_Given data_
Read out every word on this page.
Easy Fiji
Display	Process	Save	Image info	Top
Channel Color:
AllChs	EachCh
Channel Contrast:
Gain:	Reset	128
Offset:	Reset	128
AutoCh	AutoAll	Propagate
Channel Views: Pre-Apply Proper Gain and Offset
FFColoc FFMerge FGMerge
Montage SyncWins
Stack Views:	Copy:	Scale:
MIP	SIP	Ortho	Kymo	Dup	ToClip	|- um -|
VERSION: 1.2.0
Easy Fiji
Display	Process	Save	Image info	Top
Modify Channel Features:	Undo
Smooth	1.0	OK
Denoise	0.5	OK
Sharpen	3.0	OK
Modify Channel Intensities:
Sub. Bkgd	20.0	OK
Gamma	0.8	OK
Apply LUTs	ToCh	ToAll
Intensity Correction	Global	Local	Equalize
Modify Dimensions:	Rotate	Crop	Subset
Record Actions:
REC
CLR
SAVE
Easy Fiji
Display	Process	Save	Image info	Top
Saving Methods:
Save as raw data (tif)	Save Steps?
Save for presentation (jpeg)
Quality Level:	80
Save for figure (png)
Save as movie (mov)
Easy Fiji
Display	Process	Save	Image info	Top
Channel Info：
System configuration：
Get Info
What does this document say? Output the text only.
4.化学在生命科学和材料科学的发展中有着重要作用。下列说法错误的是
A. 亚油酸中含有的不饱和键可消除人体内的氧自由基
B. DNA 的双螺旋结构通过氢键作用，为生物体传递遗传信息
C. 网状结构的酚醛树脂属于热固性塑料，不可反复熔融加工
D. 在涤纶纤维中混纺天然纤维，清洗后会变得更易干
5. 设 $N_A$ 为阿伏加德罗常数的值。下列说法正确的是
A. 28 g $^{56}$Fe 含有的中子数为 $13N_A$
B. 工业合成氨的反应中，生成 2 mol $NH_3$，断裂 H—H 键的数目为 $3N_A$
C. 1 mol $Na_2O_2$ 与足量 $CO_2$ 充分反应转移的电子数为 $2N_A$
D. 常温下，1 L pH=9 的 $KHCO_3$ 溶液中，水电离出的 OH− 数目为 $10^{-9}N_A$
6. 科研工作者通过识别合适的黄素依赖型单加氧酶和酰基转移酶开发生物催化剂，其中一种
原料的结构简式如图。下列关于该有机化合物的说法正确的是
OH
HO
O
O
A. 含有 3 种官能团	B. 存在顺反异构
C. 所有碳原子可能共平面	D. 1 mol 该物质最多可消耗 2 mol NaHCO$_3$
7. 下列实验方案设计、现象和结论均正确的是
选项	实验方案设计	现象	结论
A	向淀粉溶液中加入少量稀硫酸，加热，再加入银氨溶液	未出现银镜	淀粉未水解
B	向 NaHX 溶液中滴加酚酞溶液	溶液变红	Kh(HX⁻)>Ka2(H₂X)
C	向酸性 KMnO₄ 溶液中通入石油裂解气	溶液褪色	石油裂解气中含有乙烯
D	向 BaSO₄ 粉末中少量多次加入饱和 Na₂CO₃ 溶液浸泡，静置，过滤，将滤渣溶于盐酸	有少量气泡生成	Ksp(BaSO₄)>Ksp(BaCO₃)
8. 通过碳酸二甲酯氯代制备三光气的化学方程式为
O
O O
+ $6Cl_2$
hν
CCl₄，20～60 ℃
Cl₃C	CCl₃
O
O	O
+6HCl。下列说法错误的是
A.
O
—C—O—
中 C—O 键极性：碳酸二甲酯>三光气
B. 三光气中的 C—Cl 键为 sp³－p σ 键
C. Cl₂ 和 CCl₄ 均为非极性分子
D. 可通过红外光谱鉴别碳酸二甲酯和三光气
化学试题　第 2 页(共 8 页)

_What you need to do_
Beginning at the line that holds "What does this", write out word for word each line through the end of the records.

_Solution_
What does this document say? Output the text only.
4.化学在生命科学和材料科学的发展中有着重要作用。下列说法错误的是
A. 亚油酸中含有的不饱和键可消除人体内的氧自由基
B. DNA 的双螺旋结构通过氢键作用，为生物体传递遗传信息
C. 网状结构的酚醛树脂属于热固性塑料，不可反复熔融加工
D. 在涤纶纤维中混纺天然纤维，清洗后会变得更易干
5. 设 $N_A$ 为阿伏加德罗常数的值。下列说法正确的是
A. 28 g $^{56}$Fe 含有的中子数为 $13N_A$
B. 工业合成氨的反应中，生成 2 mol $NH_3$，断裂 H—H 键的数目为 $3N_A$
C. 1 mol $Na_2O_2$ 与足量 $CO_2$ 充分反应转移的电子数为 $2N_A$
D. 常温下，1 L pH=9 的 $KHCO_3$ 溶液中，水电离出的 OH− 数目为 $10^{-9}N_A$
6. 科研工作者通过识别合适的黄素依赖型单加氧酶和酰基转移酶开发生物催化剂，其中一种
原料的结构简式如图。下列关于该有机化合物的说法正确的是
OH
HO
O
O
A. 含有 3 种官能团	B. 存在顺反异构
C. 所有碳原子可能共平面	D. 1 mol 该物质最多可消耗 2 mol NaHCO$_3$
7. 下列实验方案设计、现象和结论均正确的是
选项	实验方案设计	现象	结论
A	向淀粉溶液中加入少量稀硫酸，加热，再加入银氨溶液	未出现银镜	淀粉未水解
B	向 NaHX 溶液中滴加酚酞溶液	溶液变红	Kh(HX⁻)>Ka2(H₂X)
C	向酸性 KMnO₄ 溶液中通入石油裂解气	溶液褪色	石油裂解气中含有乙烯
D	向 BaSO₄ 粉末中少量多次加入饱和 Na₂CO₃ 溶液浸泡，静置，过滤，将滤渣溶于盐酸	有少量气泡生成	Ksp(BaSO₄)>Ksp(BaCO₃)
8. 通过碳酸二甲酯氯代制备三光气的化学方程式为
O
O O
+ $6Cl_2$
hν
CCl₄，20～60 ℃
Cl₃C	CCl₃
O
O	O
+6HCl。下列说法错误的是
A.
O
—C—O—
中 C—O 键极性：碳酸二甲酯>三光气
B. 三光气中的 C—Cl 键为 sp³－p σ 键
C. Cl₂ 和 CCl₄ 均为非极性分子
D. 可通过红外光谱鉴别碳酸二甲酯和三光气
化学试题　第 2 页(共 8 页)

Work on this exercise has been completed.